▶ What you need to do
Copy out all the records exactly.
## Start
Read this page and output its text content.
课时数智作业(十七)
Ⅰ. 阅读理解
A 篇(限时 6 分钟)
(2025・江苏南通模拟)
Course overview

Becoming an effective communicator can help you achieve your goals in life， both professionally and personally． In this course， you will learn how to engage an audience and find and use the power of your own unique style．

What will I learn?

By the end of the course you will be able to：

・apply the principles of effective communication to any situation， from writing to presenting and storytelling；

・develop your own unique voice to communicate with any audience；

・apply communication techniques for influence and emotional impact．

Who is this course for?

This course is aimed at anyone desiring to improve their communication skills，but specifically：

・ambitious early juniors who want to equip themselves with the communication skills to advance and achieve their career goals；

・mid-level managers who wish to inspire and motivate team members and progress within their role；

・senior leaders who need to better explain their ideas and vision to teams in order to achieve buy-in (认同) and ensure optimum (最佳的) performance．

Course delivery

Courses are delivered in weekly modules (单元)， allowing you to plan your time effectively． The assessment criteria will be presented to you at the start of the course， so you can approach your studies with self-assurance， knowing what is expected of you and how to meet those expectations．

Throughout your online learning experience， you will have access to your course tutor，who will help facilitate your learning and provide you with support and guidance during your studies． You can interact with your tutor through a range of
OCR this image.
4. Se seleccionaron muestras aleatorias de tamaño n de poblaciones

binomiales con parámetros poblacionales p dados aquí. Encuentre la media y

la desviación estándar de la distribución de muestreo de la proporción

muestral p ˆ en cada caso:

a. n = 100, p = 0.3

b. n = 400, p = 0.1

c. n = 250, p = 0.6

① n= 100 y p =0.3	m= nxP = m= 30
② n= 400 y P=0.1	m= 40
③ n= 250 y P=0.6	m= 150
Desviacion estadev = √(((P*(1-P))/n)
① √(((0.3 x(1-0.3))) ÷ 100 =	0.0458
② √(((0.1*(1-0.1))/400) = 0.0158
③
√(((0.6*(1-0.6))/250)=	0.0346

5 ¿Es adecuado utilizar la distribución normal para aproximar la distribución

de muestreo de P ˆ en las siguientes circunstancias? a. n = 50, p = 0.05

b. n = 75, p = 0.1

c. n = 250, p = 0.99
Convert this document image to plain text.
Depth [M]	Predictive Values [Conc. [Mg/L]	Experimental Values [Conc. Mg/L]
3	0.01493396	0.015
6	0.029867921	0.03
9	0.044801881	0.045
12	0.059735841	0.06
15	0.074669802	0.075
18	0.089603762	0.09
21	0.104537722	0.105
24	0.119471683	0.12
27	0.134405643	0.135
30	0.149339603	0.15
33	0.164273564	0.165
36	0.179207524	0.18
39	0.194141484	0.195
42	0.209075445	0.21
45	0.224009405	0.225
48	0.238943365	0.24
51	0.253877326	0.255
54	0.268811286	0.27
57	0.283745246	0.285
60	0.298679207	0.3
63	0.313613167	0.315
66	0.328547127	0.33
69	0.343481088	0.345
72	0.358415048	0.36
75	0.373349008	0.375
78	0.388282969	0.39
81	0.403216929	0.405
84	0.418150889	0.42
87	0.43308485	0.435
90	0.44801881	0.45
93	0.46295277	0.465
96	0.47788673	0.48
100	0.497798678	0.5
## End
▶ Reply
Read this page and output its text content.
课时数智作业(十七)
Ⅰ. 阅读理解
A 篇(限时 6 分钟)
(2025・江苏南通模拟)
Course overview

Becoming an effective communicator can help you achieve your goals in life， both professionally and personally． In this course， you will learn how to engage an audience and find and use the power of your own unique style．

What will I learn?

By the end of the course you will be able to：

・apply the principles of effective communication to any situation， from writing to presenting and storytelling；

・develop your own unique voice to communicate with any audience；

・apply communication techniques for influence and emotional impact．

Who is this course for?

This course is aimed at anyone desiring to improve their communication skills，but specifically：

・ambitious early juniors who want to equip themselves with the communication skills to advance and achieve their career goals；

・mid-level managers who wish to inspire and motivate team members and progress within their role；

・senior leaders who need to better explain their ideas and vision to teams in order to achieve buy-in (认同) and ensure optimum (最佳的) performance．

Course delivery

Courses are delivered in weekly modules (单元)， allowing you to plan your time effectively． The assessment criteria will be presented to you at the start of the course， so you can approach your studies with self-assurance， knowing what is expected of you and how to meet those expectations．

Throughout your online learning experience， you will have access to your course tutor，who will help facilitate your learning and provide you with support and guidance during your studies． You can interact with your tutor through a range of
OCR this image.
4. Se seleccionaron muestras aleatorias de tamaño n de poblaciones

binomiales con parámetros poblacionales p dados aquí. Encuentre la media y

la desviación estándar de la distribución de muestreo de la proporción

muestral p ˆ en cada caso:

a. n = 100, p = 0.3

b. n = 400, p = 0.1

c. n = 250, p = 0.6

① n= 100 y p =0.3	m= nxP = m= 30
② n= 400 y P=0.1	m= 40
③ n= 250 y P=0.6	m= 150
Desviacion estadev = √(((P*(1-P))/n)
① √(((0.3 x(1-0.3))) ÷ 100 =	0.0458
② √(((0.1*(1-0.1))/400) = 0.0158
③
√(((0.6*(1-0.6))/250)=	0.0346

5 ¿Es adecuado utilizar la distribución normal para aproximar la distribución

de muestreo de P ˆ en las siguientes circunstancias? a. n = 50, p = 0.05

b. n = 75, p = 0.1

c. n = 250, p = 0.99
Convert this document image to plain text.
Depth [M]	Predictive Values [Conc. [Mg/L]	Experimental Values [Conc. Mg/L]
3	0.01493396	0.015
6	0.029867921	0.03
9	0.044801881	0.045
12	0.059735841	0.06
15	0.074669802	0.075
18	0.089603762	0.09
21	0.104537722	0.105
24	0.119471683	0.12
27	0.134405643	0.135
30	0.149339603	0.15
33	0.164273564	0.165
36	0.179207524	0.18
39	0.194141484	0.195
42	0.209075445	0.21
45	0.224009405	0.225
48	0.238943365	0.24
51	0.253877326	0.255
54	0.268811286	0.27
57	0.283745246	0.285
60	0.298679207	0.3
63	0.313613167	0.315
66	0.328547127	0.33
69	0.343481088	0.345
72	0.358415048	0.36
75	0.373349008	0.375
78	0.388282969	0.39
81	0.403216929	0.405
84	0.418150889	0.42
87	0.43308485	0.435
90	0.44801881	0.45
93	0.46295277	0.465
96	0.47788673	0.48
100	0.497798678	0.5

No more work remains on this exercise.